PAGE:
• • • • •
Armel Duteil

2014


Présentation de mes engagements dans la paroisse de Pikine

Je tiens à dire tout de suite qu’à mon arrivée, en début octobre 2013, j’ai été très bien accueilli par les confrères et intégré dans l’équipe pastorale sans problème et même avec joie.

1) A la paroisse

A la première réunion de l’équipe, on m’a confié l’animation des CEB (Communautés de quartiers). Déjà un travail avait été très bien fait les mois précédents pour expliquer le but de ces CEB, le cahier des charges et des responsabilités de chacun des responsables, et ensuite pour faire des élections très bien préparées et auxquelles j’ai moi-même participé. En fait, il y avait un passage à faire. Jusqu’à maintenant, les CEB étaient appelées « rencontres de prière », et on y faisait surtout des prières charismatiques, ou sinon on récitait le chapelet. Il s’agissait donc de mettre en place des communautés chrétiennes qui agissent avec tous dans le quartier, selon les quatre objectifs du Plan Pastoral : la communion, la sanctification des chrétiens, l’évangélisation des non chrétiens et le service des hommes et de la société (rendre leur dignité à ceux qui sont écrasés, aider ceux qui souffrent et travailler au développement du pays (Caritas), lutter pour la justice, la paix et la réconciliation). Mais justement il n’est pas possible de réaliser ce Plan d’action si on n’a pas déjà des chrétiens formés et responsabilisés dans ce sens, et des communautés bien insérées dans les quartiers, et qui ont le souci de toute la vie des hommes et de la société. Nous avons donc commencé par rédiger un schéma de réunions couvrant un mois, selon la formule suivante : * Première réunion : partage de la Parole de Dieu. * Deuxième réunion : vie de la paroisse * Troisième réunion : vie du quartier * Quatrième réunion : formation ou eucharistie.
• • • • •
CONSIGNES:
(a) Recopiez le passage de la présentation qui commence aux mots « Je tiens à dire » et s’arrête après « même avec joie. », en y remplaçant « confrères » par « prêtres ».
(b) Énumérez les quatre objectifs du Plan Pastoral cités dans la présentation.
(c) Rédigez la suite de la présentation des engagements dans la paroisse de Pikine, à partir de sa dernière phrase.
Les enregistrements qui suivent ne sont pas utiles ici.
• • • • •
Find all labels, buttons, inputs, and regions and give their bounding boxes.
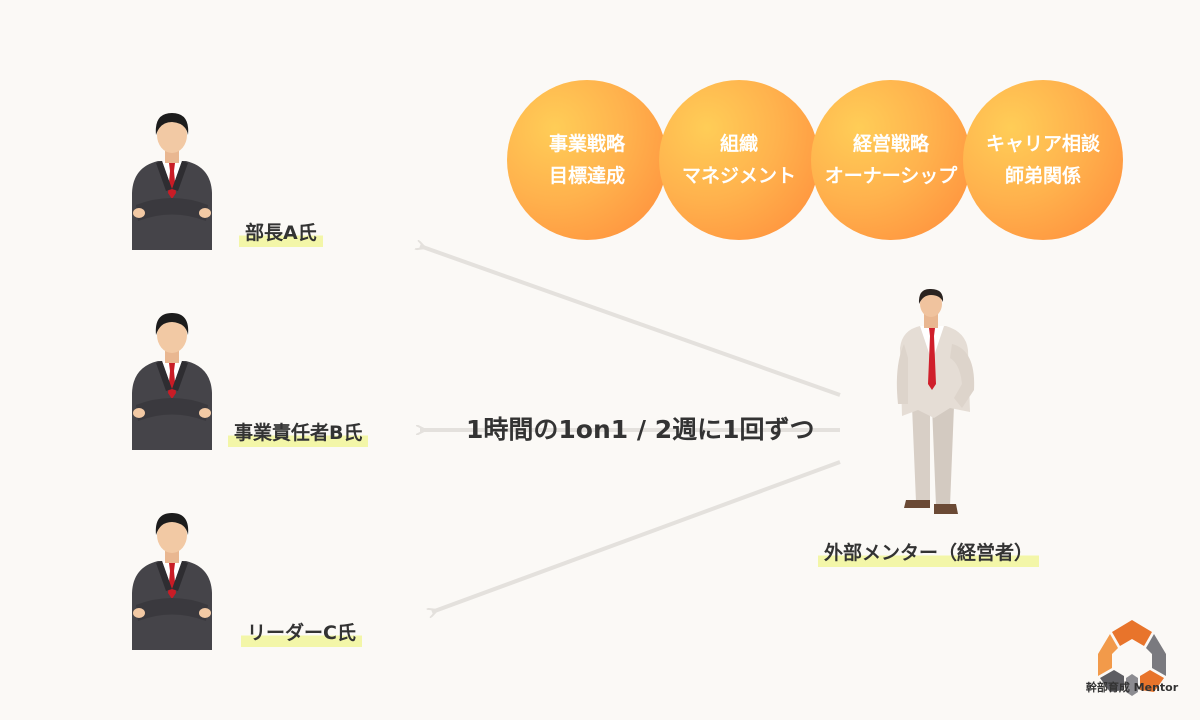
- mentee-b-label: 事業責任者B氏: [228, 418, 369, 447]
- mentor-label: 外部メンター（経営者）: [818, 538, 1040, 567]
- topic-circle-management-strategy: 経営戦略 オーナーシップ: [811, 80, 971, 240]
- mentor-figure: [890, 288, 980, 520]
- mentee-b-figure: [122, 305, 222, 450]
- topic-line: 師弟関係: [1004, 165, 1081, 187]
- topic-line: 組織: [719, 133, 758, 155]
- topic-circle-career: キャリア相談 師弟関係: [963, 80, 1123, 240]
- mentee-c-label: リーダーC氏: [241, 618, 362, 647]
- mentor-businessman-icon: [896, 288, 975, 514]
- businessman-icon: [132, 513, 212, 650]
- mentee-a-label: 部長A氏: [239, 218, 323, 247]
- arrow-to-mentee-c: [432, 460, 841, 612]
- businessman-icon: [132, 313, 212, 450]
- topic-circle-organization: 組織 マネジメント: [659, 80, 819, 240]
- mentee-a-figure: [122, 105, 222, 250]
- topic-line: 経営戦略: [852, 133, 929, 155]
- topic-line: オーナーシップ: [824, 165, 958, 187]
- topic-line: 事業戦略: [548, 133, 625, 155]
- topic-line: マネジメント: [681, 165, 796, 187]
- topic-circle-strategy: 事業戦略 目標達成: [507, 80, 667, 240]
- session-frequency-text: 1時間の1on1 / 2週に1回ずつ: [466, 415, 815, 444]
- businessman-icon: [132, 113, 212, 250]
- mentee-c-figure: [122, 505, 222, 650]
- arrow-to-mentee-a: [420, 246, 841, 397]
- mentor-logo-icon: [1098, 620, 1166, 696]
- topic-line: 目標達成: [548, 165, 625, 187]
- topic-line: キャリア相談: [985, 133, 1100, 155]
- logo-text: 幹部育成 Mentor: [1085, 681, 1179, 694]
• • • • •
RÉPONSES:
(a)
Je tiens à dire tout de suite qu’à mon arrivée, en début octobre 2013, j’ai été très bien accueilli par les prêtres et intégré dans l’équipe pastorale sans problème et même avec joie.

(b)
- la communion
- la sanctification des chrétiens
- l’évangélisation des non chrétiens
- le service des hommes et de la société

(c)
Lorsque ce programme de réunions a été prêt, nous avons tenu une réunion du conseil paroissial pour discussion et approbation, puis une formation des différents responsables. Ensuite, il a été expliqué aux homélies de toutes les messes, pour que tous les chrétiens soient non seulement informés mais sensibilisés. Enfin, le nouveau programme a été mis en œuvre. Ma responsabilité est de passer dans chacune des 13 communautés de la paroisse à tour de rôle, non pas pour diriger mais pour voir comment les choses se passent, et chercher à les améliorer ensemble avec les responsables. On m’a demandé déjà de faire une formation aux CEB dans les autres paroisses, comme je l’avais déjà fait dans les paroisses du doyenné de Grand Dakar-Grand Yoff, les années passées. Des dates sont déjà prévues aux Parcelles Assainies (MIPA) et à la Paroisse Saint Abraham de Guediawaye.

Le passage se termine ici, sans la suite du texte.